Write out the whole listing exactly as it stands.

Stored records:
**********

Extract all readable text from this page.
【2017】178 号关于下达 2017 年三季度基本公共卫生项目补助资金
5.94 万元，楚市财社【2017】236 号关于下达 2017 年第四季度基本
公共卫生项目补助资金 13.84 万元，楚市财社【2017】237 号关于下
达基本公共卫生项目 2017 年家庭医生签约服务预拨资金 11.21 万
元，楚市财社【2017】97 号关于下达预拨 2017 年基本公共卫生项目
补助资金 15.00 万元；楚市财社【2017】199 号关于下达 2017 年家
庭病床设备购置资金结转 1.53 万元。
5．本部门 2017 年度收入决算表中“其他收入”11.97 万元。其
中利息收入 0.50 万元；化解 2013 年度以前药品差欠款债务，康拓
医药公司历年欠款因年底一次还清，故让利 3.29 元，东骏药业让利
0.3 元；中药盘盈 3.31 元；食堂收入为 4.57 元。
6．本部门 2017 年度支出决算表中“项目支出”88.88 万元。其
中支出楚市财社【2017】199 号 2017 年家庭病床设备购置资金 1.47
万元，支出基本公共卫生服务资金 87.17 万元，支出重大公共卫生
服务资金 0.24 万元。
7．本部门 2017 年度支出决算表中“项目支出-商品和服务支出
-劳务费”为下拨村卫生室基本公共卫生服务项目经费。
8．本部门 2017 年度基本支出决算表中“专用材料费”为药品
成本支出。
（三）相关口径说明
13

**********

→ Correct response
Extract all readable text from this page.
【2017】178 号关于下达 2017 年三季度基本公共卫生项目补助资金
5.94 万元，楚市财社【2017】236 号关于下达 2017 年第四季度基本
公共卫生项目补助资金 13.84 万元，楚市财社【2017】237 号关于下
达基本公共卫生项目 2017 年家庭医生签约服务预拨资金 11.21 万
元，楚市财社【2017】97 号关于下达预拨 2017 年基本公共卫生项目
补助资金 15.00 万元；楚市财社【2017】199 号关于下达 2017 年家
庭病床设备购置资金结转 1.53 万元。
5．本部门 2017 年度收入决算表中“其他收入”11.97 万元。其
中利息收入 0.50 万元；化解 2013 年度以前药品差欠款债务，康拓
医药公司历年欠款因年底一次还清，故让利 3.29 元，东骏药业让利
0.3 元；中药盘盈 3.31 元；食堂收入为 4.57 元。
6．本部门 2017 年度支出决算表中“项目支出”88.88 万元。其
中支出楚市财社【2017】199 号 2017 年家庭病床设备购置资金 1.47
万元，支出基本公共卫生服务资金 87.17 万元，支出重大公共卫生
服务资金 0.24 万元。
7．本部门 2017 年度支出决算表中“项目支出-商品和服务支出
-劳务费”为下拨村卫生室基本公共卫生服务项目经费。
8．本部门 2017 年度基本支出决算表中“专用材料费”为药品
成本支出。
（三）相关口径说明
13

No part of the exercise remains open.